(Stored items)
● ● ● ● ● ● ●

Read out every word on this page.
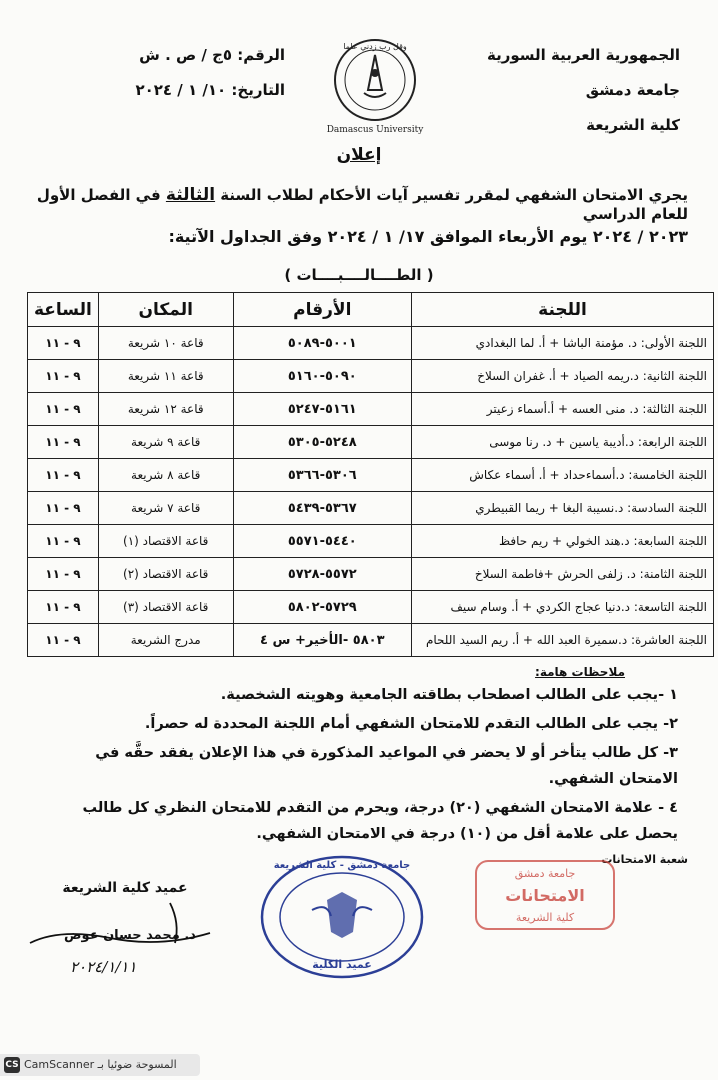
الجمهورية العربية السورية
جامعة دمشق
كلية الشريعة
Damascus University
وقل رب زدني علما
الرقم: ٥ج / ص . ش
التاريخ: ١٠/ ١ / ٢٠٢٤
إعلان
يجري الامتحان الشفهي لمقرر تفسير آيات الأحكام لطلاب السنة الثالثة في الفصل الأول للعام الدراسي
٢٠٢٣ / ٢٠٢٤ يوم الأربعاء الموافق ١٧/ ١ / ٢٠٢٤ وفق الجداول الآتية:
( الطــــالــــبــــات )
اللجنة	الأرقام	المكان	الساعة
اللجنة الأولى: د. مؤمنة الباشا + أ. لما البغدادي	٥٠٠١-٥٠٨٩	قاعة ١٠ شريعة	٩ - ١١
اللجنة الثانية: د.ريمه الصياد + أ. غفران السلاخ	٥٠٩٠-٥١٦٠	قاعة ١١ شريعة	٩ - ١١
اللجنة الثالثة: د. منى العسه + أ.أسماء زعيتر	٥١٦١-٥٢٤٧	قاعة ١٢ شريعة	٩ - ١١
اللجنة الرابعة: د.أديبة ياسين + د. رنا موسى	٥٢٤٨-٥٣٠٥	قاعة ٩ شريعة	٩ - ١١
اللجنة الخامسة: د.أسماءحداد + أ. أسماء عكاش	٥٣٠٦-٥٣٦٦	قاعة ٨ شريعة	٩ - ١١
اللجنة السادسة: د.نسيبة البغا + ريما القبيطري	٥٣٦٧-٥٤٣٩	قاعة ٧ شريعة	٩ - ١١
اللجنة السابعة: د.هند الخولي + ريم حافظ	٥٤٤٠-٥٥٧١	قاعة الاقتصاد (١)	٩ - ١١
اللجنة الثامنة: د. زلفى الحرش +فاطمة السلاخ	٥٥٧٢-٥٧٢٨	قاعة الاقتصاد (٢)	٩ - ١١
اللجنة التاسعة: د.دنيا عجاج الكردي + أ. وسام سيف	٥٧٢٩-٥٨٠٢	قاعة الاقتصاد (٣)	٩ - ١١
اللجنة العاشرة: د.سميرة العبد الله + أ. ريم السيد اللحام	٥٨٠٣ -الأخير+ س ٤	مدرج الشريعة	٩ - ١١
ملاحظات هامة:
١ -يجب على الطالب اصطحاب بطاقته الجامعية وهويته الشخصية.
٢- يجب على الطالب التقدم للامتحان الشفهي أمام اللجنة المحددة له حصراً.
٣- كل طالب يتأخر أو لا يحضر في المواعيد المذكورة في هذا الإعلان يفقد حقَّه في الامتحان الشفهي.
٤ - علامة الامتحان الشفهي (٢٠) درجة، ويحرم من التقدم للامتحان النظري كل طالب يحصل على علامة أقل من (١٠) درجة في الامتحان الشفهي.
شعبة الامتحانات
جامعة دمشق
الامتحانات
كلية الشريعة
جامعة دمشق - كلية الشريعة
عميد الكلية
عميد كلية الشريعة
د. محمد حسان عوض
٢٠٢٤/١/١١
CS المسوحة ضوئيا بـ CamScanner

● ● ● ● ● ● ●

**Instructions for the task:** Print the full listing exactly, dropping the pictures.

**Response:**
Read out every word on this page.
الجمهورية العربية السورية
جامعة دمشق
كلية الشريعة
Damascus University
وقل رب زدني علما
الرقم: ٥ج / ص . ش
التاريخ: ١٠/ ١ / ٢٠٢٤
إعلان
يجري الامتحان الشفهي لمقرر تفسير آيات الأحكام لطلاب السنة الثالثة في الفصل الأول للعام الدراسي
٢٠٢٣ / ٢٠٢٤ يوم الأربعاء الموافق ١٧/ ١ / ٢٠٢٤ وفق الجداول الآتية:
( الطــــالــــبــــات )
اللجنة	الأرقام	المكان	الساعة
اللجنة الأولى: د. مؤمنة الباشا + أ. لما البغدادي	٥٠٠١-٥٠٨٩	قاعة ١٠ شريعة	٩ - ١١
اللجنة الثانية: د.ريمه الصياد + أ. غفران السلاخ	٥٠٩٠-٥١٦٠	قاعة ١١ شريعة	٩ - ١١
اللجنة الثالثة: د. منى العسه + أ.أسماء زعيتر	٥١٦١-٥٢٤٧	قاعة ١٢ شريعة	٩ - ١١
اللجنة الرابعة: د.أديبة ياسين + د. رنا موسى	٥٢٤٨-٥٣٠٥	قاعة ٩ شريعة	٩ - ١١
اللجنة الخامسة: د.أسماءحداد + أ. أسماء عكاش	٥٣٠٦-٥٣٦٦	قاعة ٨ شريعة	٩ - ١١
اللجنة السادسة: د.نسيبة البغا + ريما القبيطري	٥٣٦٧-٥٤٣٩	قاعة ٧ شريعة	٩ - ١١
اللجنة السابعة: د.هند الخولي + ريم حافظ	٥٤٤٠-٥٥٧١	قاعة الاقتصاد (١)	٩ - ١١
اللجنة الثامنة: د. زلفى الحرش +فاطمة السلاخ	٥٥٧٢-٥٧٢٨	قاعة الاقتصاد (٢)	٩ - ١١
اللجنة التاسعة: د.دنيا عجاج الكردي + أ. وسام سيف	٥٧٢٩-٥٨٠٢	قاعة الاقتصاد (٣)	٩ - ١١
اللجنة العاشرة: د.سميرة العبد الله + أ. ريم السيد اللحام	٥٨٠٣ -الأخير+ س ٤	مدرج الشريعة	٩ - ١١
ملاحظات هامة:
١ -يجب على الطالب اصطحاب بطاقته الجامعية وهويته الشخصية.
٢- يجب على الطالب التقدم للامتحان الشفهي أمام اللجنة المحددة له حصراً.
٣- كل طالب يتأخر أو لا يحضر في المواعيد المذكورة في هذا الإعلان يفقد حقَّه في الامتحان الشفهي.
٤ - علامة الامتحان الشفهي (٢٠) درجة، ويحرم من التقدم للامتحان النظري كل طالب يحصل على علامة أقل من (١٠) درجة في الامتحان الشفهي.
شعبة الامتحانات
جامعة دمشق
الامتحانات
كلية الشريعة
جامعة دمشق - كلية الشريعة
عميد الكلية
عميد كلية الشريعة
د. محمد حسان عوض
٢٠٢٤/١/١١
CS المسوحة ضوئيا بـ CamScanner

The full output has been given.